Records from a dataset
◇ ◇ ◇ ◇ ◇ ◇ ◇
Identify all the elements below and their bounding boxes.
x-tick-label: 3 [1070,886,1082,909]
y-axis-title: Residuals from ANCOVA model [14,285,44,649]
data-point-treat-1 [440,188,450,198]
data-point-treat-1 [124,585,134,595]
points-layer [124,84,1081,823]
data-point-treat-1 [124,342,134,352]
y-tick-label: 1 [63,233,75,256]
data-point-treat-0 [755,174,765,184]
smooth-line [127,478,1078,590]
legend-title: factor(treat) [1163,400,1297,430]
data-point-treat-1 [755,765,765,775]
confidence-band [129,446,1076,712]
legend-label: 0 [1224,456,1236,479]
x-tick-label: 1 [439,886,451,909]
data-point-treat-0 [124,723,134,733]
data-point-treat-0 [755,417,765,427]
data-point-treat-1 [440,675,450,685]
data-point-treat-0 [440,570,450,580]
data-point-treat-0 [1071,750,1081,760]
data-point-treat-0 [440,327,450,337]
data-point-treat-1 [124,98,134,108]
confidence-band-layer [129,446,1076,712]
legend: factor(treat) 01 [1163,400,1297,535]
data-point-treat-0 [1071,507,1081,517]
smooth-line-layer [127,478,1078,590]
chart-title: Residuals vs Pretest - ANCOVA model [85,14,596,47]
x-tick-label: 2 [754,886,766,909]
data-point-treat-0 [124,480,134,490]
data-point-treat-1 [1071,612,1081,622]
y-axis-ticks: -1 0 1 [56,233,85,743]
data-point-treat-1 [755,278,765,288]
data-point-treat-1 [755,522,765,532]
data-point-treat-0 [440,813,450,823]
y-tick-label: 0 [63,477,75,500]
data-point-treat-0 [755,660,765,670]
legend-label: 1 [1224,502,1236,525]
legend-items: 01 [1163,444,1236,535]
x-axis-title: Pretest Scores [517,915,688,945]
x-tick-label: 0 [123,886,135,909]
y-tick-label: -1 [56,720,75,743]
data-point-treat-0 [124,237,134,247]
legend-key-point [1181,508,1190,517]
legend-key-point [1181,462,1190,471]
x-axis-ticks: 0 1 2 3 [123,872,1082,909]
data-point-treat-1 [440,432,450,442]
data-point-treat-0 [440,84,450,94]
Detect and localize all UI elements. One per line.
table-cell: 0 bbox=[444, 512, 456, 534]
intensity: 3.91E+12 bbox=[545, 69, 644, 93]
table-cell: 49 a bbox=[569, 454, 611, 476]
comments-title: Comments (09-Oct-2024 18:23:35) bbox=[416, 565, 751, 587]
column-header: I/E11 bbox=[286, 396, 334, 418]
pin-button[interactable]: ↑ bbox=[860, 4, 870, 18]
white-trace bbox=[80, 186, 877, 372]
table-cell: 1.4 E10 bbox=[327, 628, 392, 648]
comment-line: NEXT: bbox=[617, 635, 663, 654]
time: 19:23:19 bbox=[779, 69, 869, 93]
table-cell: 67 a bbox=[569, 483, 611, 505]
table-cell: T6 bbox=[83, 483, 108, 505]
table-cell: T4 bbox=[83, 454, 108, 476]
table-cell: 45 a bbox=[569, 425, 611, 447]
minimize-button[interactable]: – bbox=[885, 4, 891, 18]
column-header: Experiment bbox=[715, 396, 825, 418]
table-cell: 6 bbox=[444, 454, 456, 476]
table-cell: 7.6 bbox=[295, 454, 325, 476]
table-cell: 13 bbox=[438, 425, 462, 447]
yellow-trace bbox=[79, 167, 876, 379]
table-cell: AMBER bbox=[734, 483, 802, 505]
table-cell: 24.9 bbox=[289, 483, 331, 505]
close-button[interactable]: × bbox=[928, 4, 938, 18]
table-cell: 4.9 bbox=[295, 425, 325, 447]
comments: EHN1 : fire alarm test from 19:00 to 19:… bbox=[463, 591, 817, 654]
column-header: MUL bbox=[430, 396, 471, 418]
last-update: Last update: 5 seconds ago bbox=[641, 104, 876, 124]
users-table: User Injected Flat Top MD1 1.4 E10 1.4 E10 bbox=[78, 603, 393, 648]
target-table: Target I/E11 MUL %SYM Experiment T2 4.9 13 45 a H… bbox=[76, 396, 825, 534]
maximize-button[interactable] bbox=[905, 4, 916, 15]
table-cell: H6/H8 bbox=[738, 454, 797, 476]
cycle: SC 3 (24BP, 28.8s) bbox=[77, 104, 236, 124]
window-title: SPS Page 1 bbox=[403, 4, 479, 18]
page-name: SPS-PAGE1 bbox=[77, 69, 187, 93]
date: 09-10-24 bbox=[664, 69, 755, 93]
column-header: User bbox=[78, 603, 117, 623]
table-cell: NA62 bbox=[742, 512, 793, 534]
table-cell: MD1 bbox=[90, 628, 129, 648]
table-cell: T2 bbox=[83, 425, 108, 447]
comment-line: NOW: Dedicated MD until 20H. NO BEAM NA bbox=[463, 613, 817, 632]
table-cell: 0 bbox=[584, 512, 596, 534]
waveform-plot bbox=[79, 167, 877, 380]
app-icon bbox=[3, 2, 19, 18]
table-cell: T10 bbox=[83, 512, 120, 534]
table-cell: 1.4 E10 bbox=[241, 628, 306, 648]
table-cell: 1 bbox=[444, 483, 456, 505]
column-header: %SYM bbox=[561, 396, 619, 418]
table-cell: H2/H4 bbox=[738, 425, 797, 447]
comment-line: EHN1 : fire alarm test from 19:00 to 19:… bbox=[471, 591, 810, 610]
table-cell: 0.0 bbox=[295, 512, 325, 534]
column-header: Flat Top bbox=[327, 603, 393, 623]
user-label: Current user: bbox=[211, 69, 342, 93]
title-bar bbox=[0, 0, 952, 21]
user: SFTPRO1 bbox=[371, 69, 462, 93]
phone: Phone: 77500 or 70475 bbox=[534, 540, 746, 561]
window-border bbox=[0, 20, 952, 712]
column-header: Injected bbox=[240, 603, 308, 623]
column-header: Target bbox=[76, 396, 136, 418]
◇ ◇ ◇ ◇ ◇ ◇ ◇
Select each line of the material that contains the string "legend". Case matters.

#### [Output of the task]
legend-title: factor(treat) [1163,400,1297,430]
legend-label: 0 [1224,456,1236,479]
legend: factor(treat) 01 [1163,400,1297,535]
legend-label: 1 [1224,502,1236,525]
legend-items: 01 [1163,444,1236,535]
legend-key-point [1181,508,1190,517]
legend-key-point [1181,462,1190,471]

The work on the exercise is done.